** begin RECORD EXTRACTS **

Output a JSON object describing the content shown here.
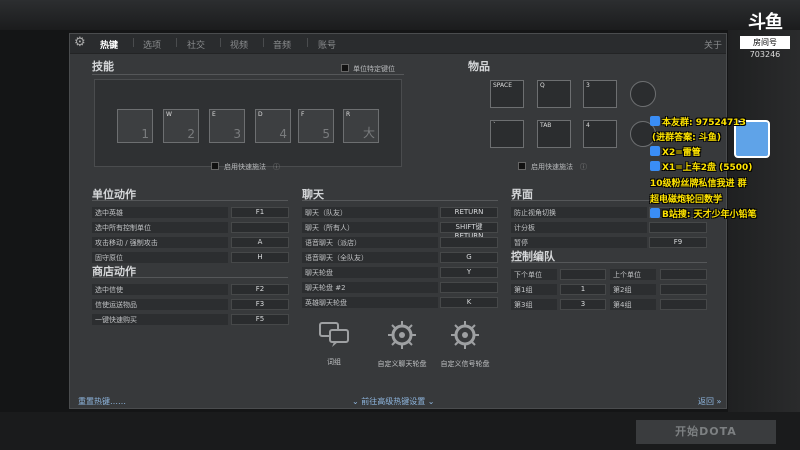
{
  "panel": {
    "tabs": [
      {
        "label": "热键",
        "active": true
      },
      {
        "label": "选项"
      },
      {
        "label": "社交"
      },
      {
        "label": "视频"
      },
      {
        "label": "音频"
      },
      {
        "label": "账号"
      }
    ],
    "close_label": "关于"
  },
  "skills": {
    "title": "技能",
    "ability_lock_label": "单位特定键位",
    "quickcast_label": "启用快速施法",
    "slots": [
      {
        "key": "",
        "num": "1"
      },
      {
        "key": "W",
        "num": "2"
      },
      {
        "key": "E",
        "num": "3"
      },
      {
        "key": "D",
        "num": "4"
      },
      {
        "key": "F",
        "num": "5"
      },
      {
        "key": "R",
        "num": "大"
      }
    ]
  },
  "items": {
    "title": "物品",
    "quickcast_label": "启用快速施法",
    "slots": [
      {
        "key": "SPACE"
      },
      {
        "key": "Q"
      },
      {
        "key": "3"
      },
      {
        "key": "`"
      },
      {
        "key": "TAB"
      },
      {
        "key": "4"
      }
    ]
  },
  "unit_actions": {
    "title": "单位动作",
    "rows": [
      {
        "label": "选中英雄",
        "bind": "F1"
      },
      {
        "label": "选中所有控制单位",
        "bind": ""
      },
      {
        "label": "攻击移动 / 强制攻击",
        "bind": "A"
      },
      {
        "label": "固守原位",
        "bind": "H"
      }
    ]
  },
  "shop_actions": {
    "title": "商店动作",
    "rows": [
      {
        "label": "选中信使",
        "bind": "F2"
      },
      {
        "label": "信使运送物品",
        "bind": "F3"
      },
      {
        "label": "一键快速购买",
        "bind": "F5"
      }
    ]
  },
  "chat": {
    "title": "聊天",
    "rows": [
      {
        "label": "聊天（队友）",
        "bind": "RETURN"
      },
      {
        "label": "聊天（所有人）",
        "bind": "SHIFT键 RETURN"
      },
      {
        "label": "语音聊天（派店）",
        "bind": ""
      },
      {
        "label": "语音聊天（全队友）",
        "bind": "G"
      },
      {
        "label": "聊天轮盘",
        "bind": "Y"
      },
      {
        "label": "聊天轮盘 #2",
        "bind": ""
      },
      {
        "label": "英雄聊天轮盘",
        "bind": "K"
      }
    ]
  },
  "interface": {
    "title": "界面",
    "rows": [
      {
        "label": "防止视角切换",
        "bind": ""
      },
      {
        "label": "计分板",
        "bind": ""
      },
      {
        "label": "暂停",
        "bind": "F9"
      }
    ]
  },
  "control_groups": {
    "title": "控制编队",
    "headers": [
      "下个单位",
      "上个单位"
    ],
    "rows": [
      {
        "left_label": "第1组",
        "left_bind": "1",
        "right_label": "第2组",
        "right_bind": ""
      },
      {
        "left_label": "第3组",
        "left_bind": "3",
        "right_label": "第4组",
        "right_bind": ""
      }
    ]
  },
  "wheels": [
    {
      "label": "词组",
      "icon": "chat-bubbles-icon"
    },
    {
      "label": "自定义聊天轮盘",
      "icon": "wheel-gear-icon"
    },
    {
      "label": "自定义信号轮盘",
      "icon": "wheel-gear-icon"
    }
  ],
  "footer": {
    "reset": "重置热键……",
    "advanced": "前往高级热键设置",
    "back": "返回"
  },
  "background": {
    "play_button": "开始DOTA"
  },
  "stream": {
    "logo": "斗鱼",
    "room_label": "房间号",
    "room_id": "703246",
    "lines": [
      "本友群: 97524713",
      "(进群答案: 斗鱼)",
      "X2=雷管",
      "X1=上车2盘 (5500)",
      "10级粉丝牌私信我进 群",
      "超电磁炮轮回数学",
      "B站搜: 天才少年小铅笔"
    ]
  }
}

** end RECORD EXTRACTS **

## [EXERCISE AIM]
In the entries above, identify every line with the word "title". Copy those lines.

## [FINISHED ANSWER]
    "title": "技能",
    "title": "物品",
    "title": "单位动作",
    "title": "商店动作",
    "title": "聊天",
    "title": "界面",
    "title": "控制编队",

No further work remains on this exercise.